**TASK INPUT**
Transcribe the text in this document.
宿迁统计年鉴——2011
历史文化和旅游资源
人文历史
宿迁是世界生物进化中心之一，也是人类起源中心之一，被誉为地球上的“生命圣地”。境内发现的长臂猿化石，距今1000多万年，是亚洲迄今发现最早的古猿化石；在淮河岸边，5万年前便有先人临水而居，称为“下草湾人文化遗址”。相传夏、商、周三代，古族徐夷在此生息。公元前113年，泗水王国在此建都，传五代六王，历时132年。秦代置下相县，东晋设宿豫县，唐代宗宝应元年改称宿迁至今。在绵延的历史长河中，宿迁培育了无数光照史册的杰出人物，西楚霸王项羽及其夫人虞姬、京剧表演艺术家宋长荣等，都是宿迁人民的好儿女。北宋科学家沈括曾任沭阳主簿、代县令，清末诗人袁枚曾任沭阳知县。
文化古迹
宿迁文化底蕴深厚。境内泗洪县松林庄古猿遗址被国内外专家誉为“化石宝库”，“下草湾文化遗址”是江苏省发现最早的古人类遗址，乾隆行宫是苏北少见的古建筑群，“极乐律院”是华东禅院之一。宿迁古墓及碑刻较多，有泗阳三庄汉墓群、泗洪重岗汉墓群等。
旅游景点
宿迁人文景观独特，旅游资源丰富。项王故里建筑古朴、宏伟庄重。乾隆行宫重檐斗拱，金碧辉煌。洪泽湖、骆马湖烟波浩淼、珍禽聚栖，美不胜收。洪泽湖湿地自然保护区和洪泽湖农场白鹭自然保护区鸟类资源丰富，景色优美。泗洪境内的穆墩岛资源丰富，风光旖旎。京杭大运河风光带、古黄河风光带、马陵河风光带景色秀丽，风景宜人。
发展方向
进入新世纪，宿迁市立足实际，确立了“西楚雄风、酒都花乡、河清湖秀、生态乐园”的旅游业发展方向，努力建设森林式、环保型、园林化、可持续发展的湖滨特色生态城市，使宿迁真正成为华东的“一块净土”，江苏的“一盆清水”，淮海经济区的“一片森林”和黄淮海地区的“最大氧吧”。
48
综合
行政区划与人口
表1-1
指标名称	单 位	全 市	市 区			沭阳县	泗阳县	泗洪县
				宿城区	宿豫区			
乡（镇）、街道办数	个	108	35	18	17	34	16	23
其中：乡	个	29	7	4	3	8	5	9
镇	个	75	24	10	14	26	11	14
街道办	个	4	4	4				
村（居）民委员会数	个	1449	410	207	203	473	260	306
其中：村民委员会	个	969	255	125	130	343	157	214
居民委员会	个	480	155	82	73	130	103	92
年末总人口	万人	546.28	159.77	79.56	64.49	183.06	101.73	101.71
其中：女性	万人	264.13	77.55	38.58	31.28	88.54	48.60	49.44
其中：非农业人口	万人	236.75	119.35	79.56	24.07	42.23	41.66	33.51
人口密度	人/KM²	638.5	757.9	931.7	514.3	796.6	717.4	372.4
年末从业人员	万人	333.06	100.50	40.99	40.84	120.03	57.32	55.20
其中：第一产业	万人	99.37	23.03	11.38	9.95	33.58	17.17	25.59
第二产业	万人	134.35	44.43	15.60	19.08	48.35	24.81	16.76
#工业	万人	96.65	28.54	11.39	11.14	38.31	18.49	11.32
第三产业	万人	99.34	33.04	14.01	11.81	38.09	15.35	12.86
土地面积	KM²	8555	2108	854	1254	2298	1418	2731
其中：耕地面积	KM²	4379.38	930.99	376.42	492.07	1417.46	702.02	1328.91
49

...

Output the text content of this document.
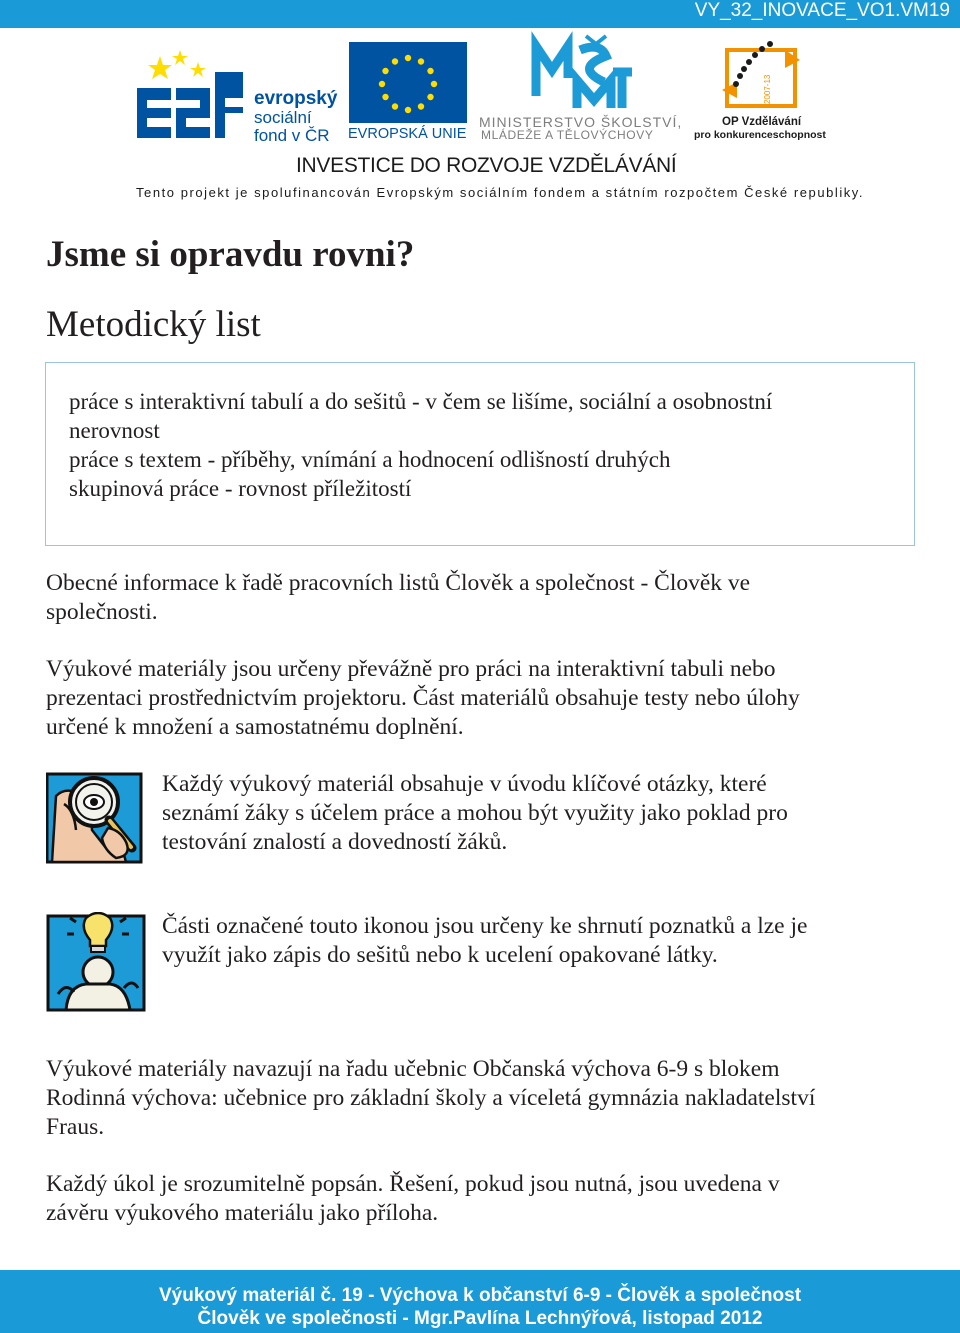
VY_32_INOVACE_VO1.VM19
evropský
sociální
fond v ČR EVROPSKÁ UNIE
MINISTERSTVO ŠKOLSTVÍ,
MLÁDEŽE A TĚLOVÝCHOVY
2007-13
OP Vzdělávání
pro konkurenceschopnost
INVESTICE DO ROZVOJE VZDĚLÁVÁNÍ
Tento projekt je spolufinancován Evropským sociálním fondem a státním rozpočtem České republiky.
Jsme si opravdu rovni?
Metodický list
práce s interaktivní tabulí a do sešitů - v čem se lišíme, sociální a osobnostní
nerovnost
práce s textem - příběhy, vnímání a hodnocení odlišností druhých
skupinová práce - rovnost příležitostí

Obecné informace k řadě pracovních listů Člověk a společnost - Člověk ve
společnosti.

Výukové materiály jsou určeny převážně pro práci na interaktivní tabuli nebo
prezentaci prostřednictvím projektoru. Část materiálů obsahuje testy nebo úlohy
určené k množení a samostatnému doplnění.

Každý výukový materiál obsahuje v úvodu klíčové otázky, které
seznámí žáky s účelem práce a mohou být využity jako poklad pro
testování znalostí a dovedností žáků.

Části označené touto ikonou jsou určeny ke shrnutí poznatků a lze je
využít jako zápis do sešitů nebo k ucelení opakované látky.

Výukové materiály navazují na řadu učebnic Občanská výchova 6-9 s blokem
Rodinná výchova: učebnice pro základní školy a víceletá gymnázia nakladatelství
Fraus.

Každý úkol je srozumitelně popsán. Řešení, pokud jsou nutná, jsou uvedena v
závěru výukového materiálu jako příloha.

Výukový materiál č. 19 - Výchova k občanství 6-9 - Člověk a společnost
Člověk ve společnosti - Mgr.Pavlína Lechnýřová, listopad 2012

**PROBLEM DESCRIPTION**
Find the number of lines in which the word "sešitů" occurs, and write nothing but that number.

**SOLVED PROBLEM**
2